-- begin --
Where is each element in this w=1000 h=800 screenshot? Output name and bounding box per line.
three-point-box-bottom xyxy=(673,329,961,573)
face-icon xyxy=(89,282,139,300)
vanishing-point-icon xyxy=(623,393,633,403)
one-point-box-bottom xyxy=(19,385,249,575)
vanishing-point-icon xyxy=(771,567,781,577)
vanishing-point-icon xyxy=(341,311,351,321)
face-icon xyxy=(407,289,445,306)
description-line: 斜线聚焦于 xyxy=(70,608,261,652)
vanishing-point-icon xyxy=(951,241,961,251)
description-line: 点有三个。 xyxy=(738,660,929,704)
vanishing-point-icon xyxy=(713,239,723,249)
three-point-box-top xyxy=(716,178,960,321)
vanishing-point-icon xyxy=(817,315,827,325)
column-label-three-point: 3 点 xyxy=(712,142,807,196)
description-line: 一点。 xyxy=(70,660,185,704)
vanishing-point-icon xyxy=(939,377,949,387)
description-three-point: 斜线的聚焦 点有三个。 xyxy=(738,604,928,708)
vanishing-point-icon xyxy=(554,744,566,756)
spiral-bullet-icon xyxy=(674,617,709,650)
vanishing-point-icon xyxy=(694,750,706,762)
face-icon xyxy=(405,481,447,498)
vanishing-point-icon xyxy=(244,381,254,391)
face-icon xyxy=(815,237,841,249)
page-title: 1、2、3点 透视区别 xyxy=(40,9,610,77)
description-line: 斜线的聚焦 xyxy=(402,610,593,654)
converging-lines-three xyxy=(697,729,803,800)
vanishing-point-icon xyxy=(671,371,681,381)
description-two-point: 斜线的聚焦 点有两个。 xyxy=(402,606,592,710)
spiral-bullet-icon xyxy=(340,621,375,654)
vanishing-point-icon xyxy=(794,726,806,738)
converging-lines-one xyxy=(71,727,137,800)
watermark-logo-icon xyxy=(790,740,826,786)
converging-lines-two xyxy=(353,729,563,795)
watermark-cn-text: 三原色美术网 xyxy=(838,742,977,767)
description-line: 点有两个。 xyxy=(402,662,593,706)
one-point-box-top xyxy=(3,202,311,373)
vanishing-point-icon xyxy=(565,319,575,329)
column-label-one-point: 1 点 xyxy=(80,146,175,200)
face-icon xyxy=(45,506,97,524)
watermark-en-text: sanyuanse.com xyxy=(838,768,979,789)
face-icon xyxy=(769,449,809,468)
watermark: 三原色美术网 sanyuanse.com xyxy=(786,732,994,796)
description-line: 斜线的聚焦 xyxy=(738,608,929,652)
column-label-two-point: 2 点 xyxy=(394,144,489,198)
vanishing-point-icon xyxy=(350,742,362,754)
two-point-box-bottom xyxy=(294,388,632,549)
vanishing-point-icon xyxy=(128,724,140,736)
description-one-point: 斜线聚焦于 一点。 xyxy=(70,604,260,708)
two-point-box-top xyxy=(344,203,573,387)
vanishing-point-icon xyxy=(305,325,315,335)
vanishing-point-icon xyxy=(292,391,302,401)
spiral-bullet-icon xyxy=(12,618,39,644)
-- end --
# [Work instructions]
Convert every line of the records above into a Markdown table with the columns No. and Entry, numbering each row and omitting blank lines.

# [Finished exercise]
| No. | Entry |
|---|---|
| 1 | Where is each element in this w=1000 h=800 screenshot? Output name and bounding box per line. |
| 2 | three-point-box-bottom xyxy=(673,329,961,573) |
| 3 | face-icon xyxy=(89,282,139,300) |
| 4 | vanishing-point-icon xyxy=(623,393,633,403) |
| 5 | one-point-box-bottom xyxy=(19,385,249,575) |
| 6 | vanishing-point-icon xyxy=(771,567,781,577) |
| 7 | vanishing-point-icon xyxy=(341,311,351,321) |
| 8 | face-icon xyxy=(407,289,445,306) |
| 9 | description-line: 斜线聚焦于 xyxy=(70,608,261,652) |
| 10 | vanishing-point-icon xyxy=(951,241,961,251) |
| 11 | description-line: 点有三个。 xyxy=(738,660,929,704) |
| 12 | vanishing-point-icon xyxy=(713,239,723,249) |
| 13 | three-point-box-top xyxy=(716,178,960,321) |
| 14 | vanishing-point-icon xyxy=(817,315,827,325) |
| 15 | column-label-three-point: 3 点 xyxy=(712,142,807,196) |
| 16 | description-line: 一点。 xyxy=(70,660,185,704) |
| 17 | vanishing-point-icon xyxy=(939,377,949,387) |
| 18 | description-three-point: 斜线的聚焦 点有三个。 xyxy=(738,604,928,708) |
| 19 | vanishing-point-icon xyxy=(554,744,566,756) |
| 20 | spiral-bullet-icon xyxy=(674,617,709,650) |
| 21 | vanishing-point-icon xyxy=(694,750,706,762) |
| 22 | face-icon xyxy=(405,481,447,498) |
| 23 | vanishing-point-icon xyxy=(244,381,254,391) |
| 24 | face-icon xyxy=(815,237,841,249) |
| 25 | page-title: 1、2、3点 透视区别 xyxy=(40,9,610,77) |
| 26 | description-line: 斜线的聚焦 xyxy=(402,610,593,654) |
| 27 | converging-lines-three xyxy=(697,729,803,800) |
| 28 | vanishing-point-icon xyxy=(671,371,681,381) |
| 29 | description-two-point: 斜线的聚焦 点有两个。 xyxy=(402,606,592,710) |
| 30 | spiral-bullet-icon xyxy=(340,621,375,654) |
| 31 | vanishing-point-icon xyxy=(794,726,806,738) |
| 32 | converging-lines-one xyxy=(71,727,137,800) |
| 33 | watermark-logo-icon xyxy=(790,740,826,786) |
| 34 | converging-lines-two xyxy=(353,729,563,795) |
| 35 | watermark-cn-text: 三原色美术网 xyxy=(838,742,977,767) |
| 36 | description-line: 点有两个。 xyxy=(402,662,593,706) |
| 37 | one-point-box-top xyxy=(3,202,311,373) |
| 38 | vanishing-point-icon xyxy=(565,319,575,329) |
| 39 | column-label-one-point: 1 点 xyxy=(80,146,175,200) |
| 40 | face-icon xyxy=(45,506,97,524) |
| 41 | watermark-en-text: sanyuanse.com xyxy=(838,768,979,789) |
| 42 | face-icon xyxy=(769,449,809,468) |
| 43 | watermark: 三原色美术网 sanyuanse.com xyxy=(786,732,994,796) |
| 44 | description-line: 斜线的聚焦 xyxy=(738,608,929,652) |
| 45 | column-label-two-point: 2 点 xyxy=(394,144,489,198) |
| 46 | vanishing-point-icon xyxy=(350,742,362,754) |
| 47 | two-point-box-bottom xyxy=(294,388,632,549) |
| 48 | vanishing-point-icon xyxy=(128,724,140,736) |
| 49 | description-one-point: 斜线聚焦于 一点。 xyxy=(70,604,260,708) |
| 50 | two-point-box-top xyxy=(344,203,573,387) |
| 51 | vanishing-point-icon xyxy=(305,325,315,335) |
| 52 | vanishing-point-icon xyxy=(292,391,302,401) |
| 53 | spiral-bullet-icon xyxy=(12,618,39,644) |